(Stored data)
◇ ◇ ◇ ◇
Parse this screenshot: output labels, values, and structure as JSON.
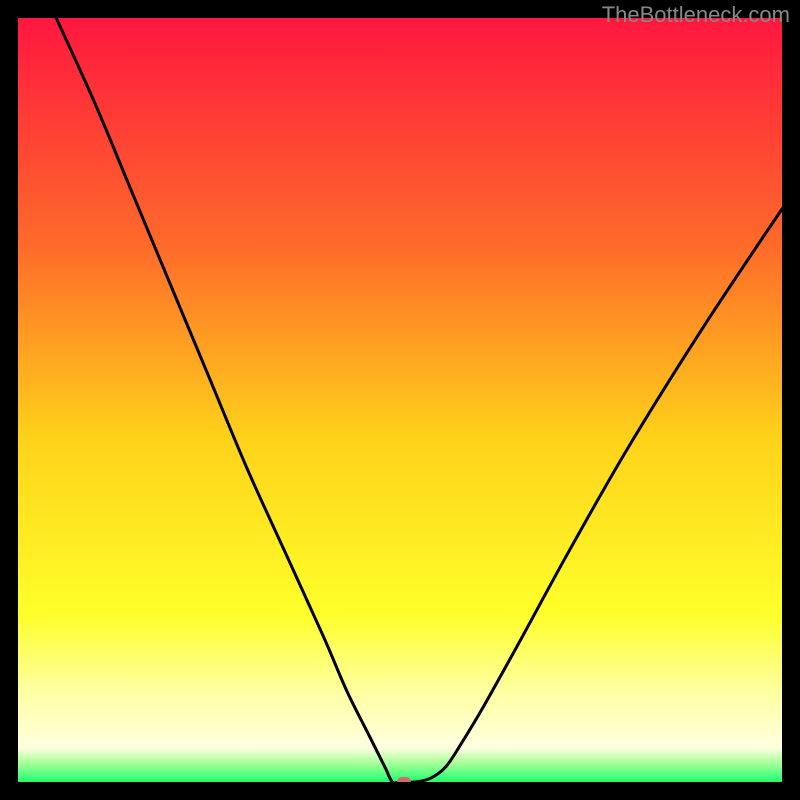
{
  "watermark": "TheBottleneck.com",
  "chart_data": {
    "type": "line",
    "title": "",
    "xlabel": "",
    "ylabel": "",
    "xlim": [
      0,
      100
    ],
    "ylim": [
      0,
      100
    ],
    "gradient_stops": [
      {
        "offset": 0.0,
        "color": "#ff173f"
      },
      {
        "offset": 0.3,
        "color": "#ff6b2a"
      },
      {
        "offset": 0.55,
        "color": "#ffd21a"
      },
      {
        "offset": 0.78,
        "color": "#ffff2a"
      },
      {
        "offset": 0.88,
        "color": "#ffffa0"
      },
      {
        "offset": 0.955,
        "color": "#ffffe0"
      },
      {
        "offset": 0.975,
        "color": "#a8ff9a"
      },
      {
        "offset": 1.0,
        "color": "#1eff6d"
      }
    ],
    "series": [
      {
        "name": "bottleneck-curve",
        "x": [
          5,
          10,
          15,
          20,
          25,
          30,
          35,
          40,
          43,
          46,
          48,
          49,
          50,
          52,
          54,
          56,
          58,
          61,
          66,
          72,
          80,
          90,
          100
        ],
        "y": [
          100,
          89,
          77,
          65,
          53,
          41,
          30,
          19,
          12,
          6,
          2,
          0,
          0,
          0,
          0.5,
          2,
          5,
          10,
          19,
          30,
          44,
          60,
          75
        ]
      }
    ],
    "marker": {
      "x": 50.5,
      "y": 0
    }
  }
}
◇ ◇ ◇ ◇
Collect the complete line wherever the string "color" appears in the records.

        "color": "#ff173f"
        "color": "#ff6b2a"
        "color": "#ffd21a"
        "color": "#ffff2a"
        "color": "#ffffa0"
        "color": "#ffffe0"
        "color": "#a8ff9a"
        "color": "#1eff6d"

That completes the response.